Records that describe figures

--- Start ---

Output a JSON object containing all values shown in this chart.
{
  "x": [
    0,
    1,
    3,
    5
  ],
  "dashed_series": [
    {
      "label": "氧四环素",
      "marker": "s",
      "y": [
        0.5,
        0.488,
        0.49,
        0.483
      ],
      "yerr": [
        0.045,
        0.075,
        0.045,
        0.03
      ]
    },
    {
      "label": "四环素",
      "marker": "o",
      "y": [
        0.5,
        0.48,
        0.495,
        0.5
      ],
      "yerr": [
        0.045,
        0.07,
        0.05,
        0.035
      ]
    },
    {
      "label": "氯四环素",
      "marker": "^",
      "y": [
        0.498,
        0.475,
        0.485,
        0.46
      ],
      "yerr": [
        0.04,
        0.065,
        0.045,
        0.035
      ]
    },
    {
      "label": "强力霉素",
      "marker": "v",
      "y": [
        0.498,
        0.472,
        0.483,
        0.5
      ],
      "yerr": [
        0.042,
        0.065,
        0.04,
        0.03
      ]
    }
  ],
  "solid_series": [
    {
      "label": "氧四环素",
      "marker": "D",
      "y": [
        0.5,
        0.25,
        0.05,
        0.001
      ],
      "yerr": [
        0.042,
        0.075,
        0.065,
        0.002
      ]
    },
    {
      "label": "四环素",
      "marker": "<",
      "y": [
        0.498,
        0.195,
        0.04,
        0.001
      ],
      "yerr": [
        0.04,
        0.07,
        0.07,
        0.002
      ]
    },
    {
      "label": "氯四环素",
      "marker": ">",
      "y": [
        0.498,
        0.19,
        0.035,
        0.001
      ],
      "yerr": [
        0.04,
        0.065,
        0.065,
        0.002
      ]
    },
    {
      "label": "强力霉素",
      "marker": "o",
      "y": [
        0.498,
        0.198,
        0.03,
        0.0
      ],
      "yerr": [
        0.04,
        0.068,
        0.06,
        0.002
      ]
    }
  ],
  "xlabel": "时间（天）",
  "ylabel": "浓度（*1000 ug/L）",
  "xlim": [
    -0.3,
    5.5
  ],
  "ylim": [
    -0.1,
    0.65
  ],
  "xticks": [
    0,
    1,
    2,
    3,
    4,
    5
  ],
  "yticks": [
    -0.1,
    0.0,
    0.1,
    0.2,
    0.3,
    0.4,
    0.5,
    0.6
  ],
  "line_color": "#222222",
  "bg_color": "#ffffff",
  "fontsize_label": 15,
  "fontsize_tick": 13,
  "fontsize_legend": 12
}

--- End ---
--- Start ---

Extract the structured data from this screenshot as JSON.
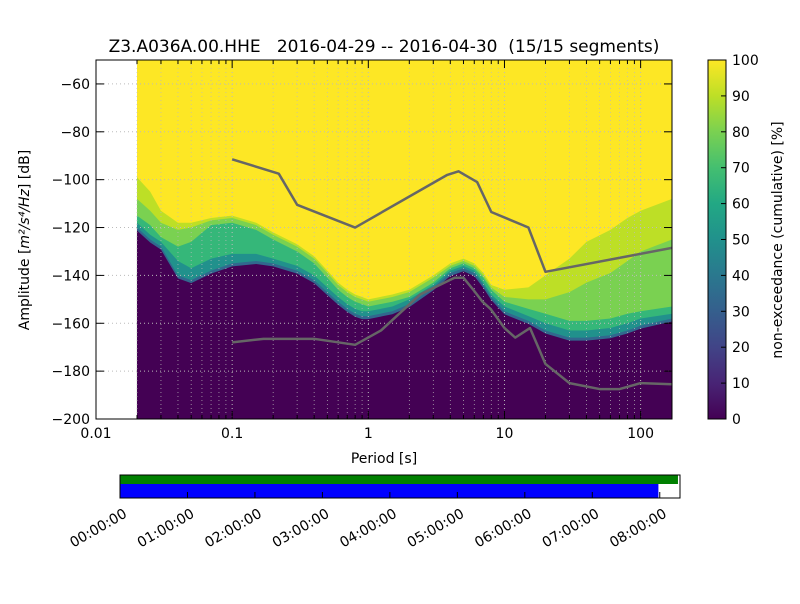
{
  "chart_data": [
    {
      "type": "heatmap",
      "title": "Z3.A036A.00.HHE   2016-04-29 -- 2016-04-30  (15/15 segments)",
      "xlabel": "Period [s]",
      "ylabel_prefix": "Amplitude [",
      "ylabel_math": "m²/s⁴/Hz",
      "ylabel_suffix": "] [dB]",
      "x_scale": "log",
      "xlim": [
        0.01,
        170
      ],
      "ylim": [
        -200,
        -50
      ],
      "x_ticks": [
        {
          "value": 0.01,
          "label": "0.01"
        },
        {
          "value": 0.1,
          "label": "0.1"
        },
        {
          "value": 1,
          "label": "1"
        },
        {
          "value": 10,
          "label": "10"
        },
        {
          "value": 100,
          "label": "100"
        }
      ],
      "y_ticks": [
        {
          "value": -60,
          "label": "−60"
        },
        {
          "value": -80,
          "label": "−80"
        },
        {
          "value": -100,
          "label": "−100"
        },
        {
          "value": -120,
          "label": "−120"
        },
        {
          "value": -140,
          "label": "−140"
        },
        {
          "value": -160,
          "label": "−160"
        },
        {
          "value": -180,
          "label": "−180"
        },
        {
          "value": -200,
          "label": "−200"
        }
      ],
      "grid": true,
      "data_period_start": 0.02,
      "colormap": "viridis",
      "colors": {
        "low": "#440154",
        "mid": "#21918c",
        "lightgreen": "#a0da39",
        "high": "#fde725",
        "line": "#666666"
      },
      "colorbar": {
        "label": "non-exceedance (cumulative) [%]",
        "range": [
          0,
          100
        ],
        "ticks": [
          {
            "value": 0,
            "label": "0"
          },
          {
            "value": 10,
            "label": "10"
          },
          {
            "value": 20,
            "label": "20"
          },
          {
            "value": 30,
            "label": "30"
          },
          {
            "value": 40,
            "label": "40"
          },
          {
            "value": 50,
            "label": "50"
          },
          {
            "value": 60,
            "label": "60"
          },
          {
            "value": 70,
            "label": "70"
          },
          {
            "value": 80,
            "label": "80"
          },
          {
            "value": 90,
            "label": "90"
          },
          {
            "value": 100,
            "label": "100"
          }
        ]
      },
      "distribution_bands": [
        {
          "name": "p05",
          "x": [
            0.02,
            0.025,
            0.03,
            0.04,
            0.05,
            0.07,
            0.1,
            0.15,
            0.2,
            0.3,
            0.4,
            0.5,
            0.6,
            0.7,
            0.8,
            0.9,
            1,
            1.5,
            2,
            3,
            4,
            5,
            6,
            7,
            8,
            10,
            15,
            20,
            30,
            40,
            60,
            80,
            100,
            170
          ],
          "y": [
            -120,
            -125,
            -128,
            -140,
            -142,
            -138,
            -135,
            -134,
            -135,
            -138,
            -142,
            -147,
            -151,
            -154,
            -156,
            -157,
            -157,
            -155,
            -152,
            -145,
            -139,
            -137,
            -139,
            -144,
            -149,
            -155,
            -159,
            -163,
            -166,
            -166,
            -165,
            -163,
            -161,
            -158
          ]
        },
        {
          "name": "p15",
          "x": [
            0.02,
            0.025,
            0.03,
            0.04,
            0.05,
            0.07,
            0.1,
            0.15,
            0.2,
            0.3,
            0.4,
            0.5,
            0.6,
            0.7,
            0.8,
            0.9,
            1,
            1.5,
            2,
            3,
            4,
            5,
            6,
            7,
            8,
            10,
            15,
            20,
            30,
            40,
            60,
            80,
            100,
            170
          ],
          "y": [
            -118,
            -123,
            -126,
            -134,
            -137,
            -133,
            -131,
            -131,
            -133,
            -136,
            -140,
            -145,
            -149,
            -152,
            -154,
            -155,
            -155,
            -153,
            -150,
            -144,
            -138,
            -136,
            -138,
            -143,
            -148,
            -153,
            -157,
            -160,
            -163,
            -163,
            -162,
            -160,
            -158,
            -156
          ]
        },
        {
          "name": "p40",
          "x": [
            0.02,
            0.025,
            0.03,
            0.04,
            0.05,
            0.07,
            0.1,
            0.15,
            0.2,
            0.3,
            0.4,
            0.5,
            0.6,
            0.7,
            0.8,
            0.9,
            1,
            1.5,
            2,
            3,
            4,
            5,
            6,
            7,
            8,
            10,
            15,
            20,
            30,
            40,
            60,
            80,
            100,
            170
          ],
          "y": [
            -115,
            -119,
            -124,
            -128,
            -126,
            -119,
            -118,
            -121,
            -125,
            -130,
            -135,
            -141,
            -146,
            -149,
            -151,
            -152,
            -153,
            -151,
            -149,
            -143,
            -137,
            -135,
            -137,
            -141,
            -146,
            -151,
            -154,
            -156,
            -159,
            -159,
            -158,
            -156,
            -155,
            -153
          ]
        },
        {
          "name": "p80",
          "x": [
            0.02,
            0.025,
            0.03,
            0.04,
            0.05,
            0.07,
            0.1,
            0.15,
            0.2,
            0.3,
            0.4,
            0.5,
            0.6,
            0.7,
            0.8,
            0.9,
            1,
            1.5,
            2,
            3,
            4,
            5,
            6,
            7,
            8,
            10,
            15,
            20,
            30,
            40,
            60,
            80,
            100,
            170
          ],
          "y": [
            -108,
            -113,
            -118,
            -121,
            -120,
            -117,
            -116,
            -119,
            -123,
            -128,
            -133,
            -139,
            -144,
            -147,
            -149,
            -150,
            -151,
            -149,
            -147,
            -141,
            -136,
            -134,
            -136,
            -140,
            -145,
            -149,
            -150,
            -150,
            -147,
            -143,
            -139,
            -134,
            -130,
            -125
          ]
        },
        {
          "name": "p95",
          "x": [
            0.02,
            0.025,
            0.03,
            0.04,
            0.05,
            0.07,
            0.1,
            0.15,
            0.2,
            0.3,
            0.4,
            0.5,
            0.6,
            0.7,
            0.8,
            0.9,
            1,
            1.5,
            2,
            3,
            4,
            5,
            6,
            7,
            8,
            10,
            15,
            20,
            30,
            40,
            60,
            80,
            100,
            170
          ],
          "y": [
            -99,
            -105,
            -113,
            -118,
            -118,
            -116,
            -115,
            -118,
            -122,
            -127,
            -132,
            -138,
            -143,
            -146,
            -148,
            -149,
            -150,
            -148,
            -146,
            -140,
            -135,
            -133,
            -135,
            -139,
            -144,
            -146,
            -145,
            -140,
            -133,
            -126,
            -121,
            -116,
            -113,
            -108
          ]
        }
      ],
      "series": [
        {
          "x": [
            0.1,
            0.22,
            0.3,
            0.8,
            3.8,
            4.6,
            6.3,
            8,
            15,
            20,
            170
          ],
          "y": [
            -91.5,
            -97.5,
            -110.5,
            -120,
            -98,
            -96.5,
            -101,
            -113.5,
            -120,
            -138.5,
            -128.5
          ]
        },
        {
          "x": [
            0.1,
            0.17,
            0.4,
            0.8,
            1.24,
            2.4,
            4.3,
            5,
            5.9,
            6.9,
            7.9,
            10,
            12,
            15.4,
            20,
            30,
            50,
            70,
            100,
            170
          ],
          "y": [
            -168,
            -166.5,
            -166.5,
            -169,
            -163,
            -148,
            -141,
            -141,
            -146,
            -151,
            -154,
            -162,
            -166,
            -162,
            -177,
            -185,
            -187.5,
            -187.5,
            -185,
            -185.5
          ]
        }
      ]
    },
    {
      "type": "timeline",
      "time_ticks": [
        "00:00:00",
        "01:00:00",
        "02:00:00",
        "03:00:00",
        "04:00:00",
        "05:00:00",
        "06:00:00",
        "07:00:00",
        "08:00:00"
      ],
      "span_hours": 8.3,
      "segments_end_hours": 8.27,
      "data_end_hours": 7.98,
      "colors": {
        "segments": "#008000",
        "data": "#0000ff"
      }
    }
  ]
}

--- End ---

__PROMPT__. Which lines above contain "JSON"? Show each of them.

__COMPLETED TASK__.
Output a JSON object containing all values shown in this chart.
Extract the structured data from this screenshot as JSON.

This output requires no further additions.